WHAT YOU SHOULD DO: Gather up every line from the entries below that uses the word "территории".

(Dataset entries)

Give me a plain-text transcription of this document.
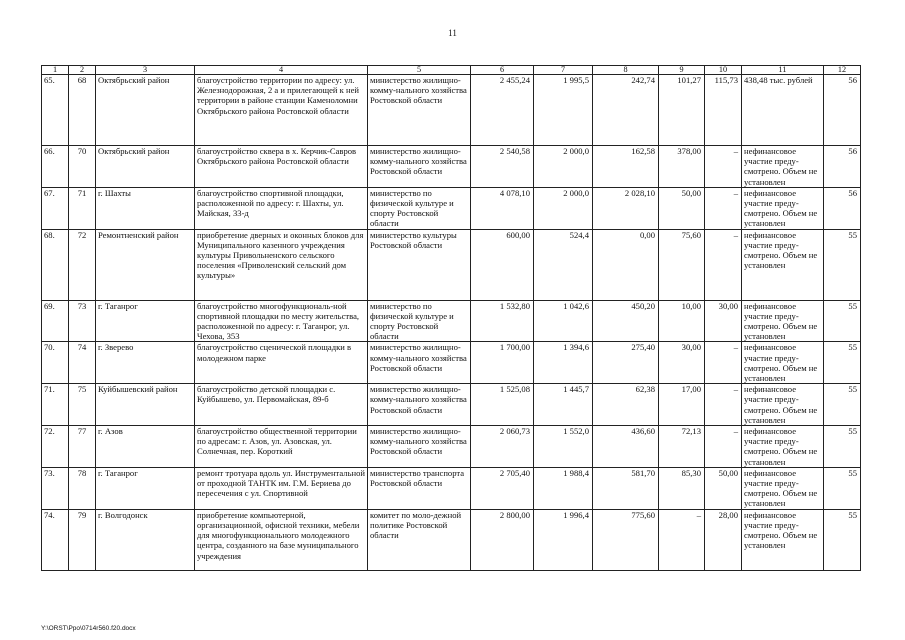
11
1	2	3	4	5	6	7	8	9	10	11	12
65.	68	Октябрьский район	благоустройство территории по адресу: ул. Железнодорожная, 2 а и прилегающей к ней территории в районе станции Каменоломни Октябрьского района Ростовской области	министерство жилищно-комму-нального хозяйства Ростовской области	2 455,24	1 995,5	242,74	101,27	115,73	438,48 тыс. рублей	56
66.	70	Октябрьский район	благоустройство сквера в х. Керчик-Савров Октябрьского района Ростовской области	министерство жилищно-комму-нального хозяйства Ростовской области	2 540,58	2 000,0	162,58	378,00	–	нефинансовое участие преду-смотрено. Объем не установлен	56
67.	71	г. Шахты	благоустройство спортивной площадки, расположенной по адресу: г. Шахты, ул. Майская, 33-д	министерство по физической культуре и спорту Ростовской области	4 078,10	2 000,0	2 028,10	50,00	–	нефинансовое участие преду-смотрено. Объем не установлен	56
68.	72	Ремонтненский район	приобретение дверных и оконных блоков для Муниципального казенного учреждения культуры Привольненского сельского поселения «Приволенский сельский дом культуры»	министерство культуры Ростовской области	600,00	524,4	0,00	75,60	–	нефинансовое участие преду-смотрено. Объем не установлен	55
69.	73	г. Таганрог	благоустройство многофункциональ-ной спортивной площадки по месту жительства, расположенной по адресу: г. Таганрог, ул. Чехова, 353	министерство по физической культуре и спорту Ростовской области	1 532,80	1 042,6	450,20	10,00	30,00	нефинансовое участие преду-смотрено. Объем не установлен	55
70.	74	г. Зверево	благоустройство сценической площадки в молодежном парке	министерство жилищно-комму-нального хозяйства Ростовской области	1 700,00	1 394,6	275,40	30,00	–	нефинансовое участие преду-смотрено. Объем не установлен	55
71.	75	Куйбышевский район	благоустройство детской площадки с. Куйбышево, ул. Первомайская, 89-б	министерство жилищно-комму-нального хозяйства Ростовской области	1 525,08	1 445,7	62,38	17,00	–	нефинансовое участие преду-смотрено. Объем не установлен	55
72.	77	г. Азов	благоустройство общественной территории по адресам: г. Азов, ул. Азовская, ул. Солнечная, пер. Короткий	министерство жилищно-комму-нального хозяйства Ростовской области	2 060,73	1 552,0	436,60	72,13	–	нефинансовое участие преду-смотрено. Объем не установлен	55
73.	78	г. Таганрог	ремонт тротуара вдоль ул. Инструментальной от проходной ТАНТК им. Г.М. Бериева до пересечения с ул. Спортивной	министерство транспорта Ростовской области	2 705,40	1 988,4	581,70	85,30	50,00	нефинансовое участие преду-смотрено. Объем не установлен	55
74.	79	г. Волгодонск	приобретение компьютерной, организационной, офисной техники, мебели для многофункционального молодежного центра, созданного на базе муниципального учреждения	комитет по моло-дежной политике Ростовской области	2 800,00	1 996,4	775,60	–	28,00	нефинансовое участие преду-смотрено. Объем не установлен	55
Y:\ORST\Ppo\0714r560.f20.docx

SOLVED PROBLEM:
65.	68	Октябрьский район	благоустройство территории по адресу: ул. Железнодорожная, 2 а и прилегающей к ней территории в районе станции Каменоломни Октябрьского района Ростовской области	министерство жилищно-комму-нального хозяйства Ростовской области	2 455,24	1 995,5	242,74	101,27	115,73	438,48 тыс. рублей	56
72.	77	г. Азов	благоустройство общественной территории по адресам: г. Азов, ул. Азовская, ул. Солнечная, пер. Короткий	министерство жилищно-комму-нального хозяйства Ростовской области	2 060,73	1 552,0	436,60	72,13	–	нефинансовое участие преду-смотрено. Объем не установлен	55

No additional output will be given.